* Exercise prompt
Return each line of the listing that contains the string "améliorer".

* Provided entries
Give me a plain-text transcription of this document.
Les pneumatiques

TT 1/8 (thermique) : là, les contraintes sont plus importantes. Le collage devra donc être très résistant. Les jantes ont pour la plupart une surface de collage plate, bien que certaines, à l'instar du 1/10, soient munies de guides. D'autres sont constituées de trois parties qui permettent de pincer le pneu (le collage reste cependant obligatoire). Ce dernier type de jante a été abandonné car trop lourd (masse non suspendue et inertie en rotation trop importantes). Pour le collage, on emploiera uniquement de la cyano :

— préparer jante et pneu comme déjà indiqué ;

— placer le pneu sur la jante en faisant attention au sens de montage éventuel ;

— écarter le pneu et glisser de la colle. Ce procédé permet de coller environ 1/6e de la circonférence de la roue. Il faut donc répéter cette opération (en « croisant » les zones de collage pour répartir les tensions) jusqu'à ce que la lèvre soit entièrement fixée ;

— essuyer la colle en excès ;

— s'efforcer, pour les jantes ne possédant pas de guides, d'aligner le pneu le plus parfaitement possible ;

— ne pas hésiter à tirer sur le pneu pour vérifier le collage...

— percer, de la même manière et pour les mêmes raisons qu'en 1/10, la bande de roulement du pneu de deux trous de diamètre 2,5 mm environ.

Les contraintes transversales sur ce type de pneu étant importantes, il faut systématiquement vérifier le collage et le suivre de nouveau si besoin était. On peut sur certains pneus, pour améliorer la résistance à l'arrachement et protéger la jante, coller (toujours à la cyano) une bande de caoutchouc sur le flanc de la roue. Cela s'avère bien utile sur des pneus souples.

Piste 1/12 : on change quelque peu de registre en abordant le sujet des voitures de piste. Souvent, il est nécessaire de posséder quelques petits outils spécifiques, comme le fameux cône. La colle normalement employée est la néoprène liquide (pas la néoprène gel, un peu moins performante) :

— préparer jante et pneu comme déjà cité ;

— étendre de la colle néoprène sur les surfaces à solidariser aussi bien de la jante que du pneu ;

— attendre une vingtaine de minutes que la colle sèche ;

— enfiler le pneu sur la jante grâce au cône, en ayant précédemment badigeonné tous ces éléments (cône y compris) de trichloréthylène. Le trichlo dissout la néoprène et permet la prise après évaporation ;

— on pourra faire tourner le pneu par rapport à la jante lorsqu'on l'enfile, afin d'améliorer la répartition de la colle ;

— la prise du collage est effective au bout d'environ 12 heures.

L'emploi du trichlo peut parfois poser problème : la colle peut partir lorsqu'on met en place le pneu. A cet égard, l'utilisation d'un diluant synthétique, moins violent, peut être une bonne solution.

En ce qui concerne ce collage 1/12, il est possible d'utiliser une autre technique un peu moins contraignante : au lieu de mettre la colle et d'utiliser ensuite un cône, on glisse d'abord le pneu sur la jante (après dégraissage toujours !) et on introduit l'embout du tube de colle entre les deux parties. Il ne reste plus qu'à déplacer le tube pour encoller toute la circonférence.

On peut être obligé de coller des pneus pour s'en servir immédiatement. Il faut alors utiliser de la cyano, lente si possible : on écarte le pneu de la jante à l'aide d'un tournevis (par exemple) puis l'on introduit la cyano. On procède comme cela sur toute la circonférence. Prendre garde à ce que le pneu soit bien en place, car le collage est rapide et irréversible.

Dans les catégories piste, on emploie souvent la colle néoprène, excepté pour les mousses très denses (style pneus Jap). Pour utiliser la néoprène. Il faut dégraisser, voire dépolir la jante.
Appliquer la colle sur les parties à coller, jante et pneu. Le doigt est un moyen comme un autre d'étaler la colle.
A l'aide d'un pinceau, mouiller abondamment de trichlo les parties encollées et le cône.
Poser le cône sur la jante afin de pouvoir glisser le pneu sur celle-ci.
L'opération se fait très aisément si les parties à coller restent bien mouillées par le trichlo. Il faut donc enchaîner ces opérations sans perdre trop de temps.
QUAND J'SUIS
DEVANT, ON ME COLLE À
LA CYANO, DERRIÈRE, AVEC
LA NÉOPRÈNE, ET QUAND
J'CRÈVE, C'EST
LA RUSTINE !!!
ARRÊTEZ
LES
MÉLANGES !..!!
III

* Solution for this exercise
Les contraintes transversales sur ce type de pneu étant importantes, il faut systématiquement vérifier le collage et le suivre de nouveau si besoin était. On peut sur certains pneus, pour améliorer la résistance à l'arrachement et protéger la jante, coller (toujours à la cyano) une bande de caoutchouc sur le flanc de la roue. Cela s'avère bien utile sur des pneus souples.
— on pourra faire tourner le pneu par rapport à la jante lorsqu'on l'enfile, afin d'améliorer la répartition de la colle ;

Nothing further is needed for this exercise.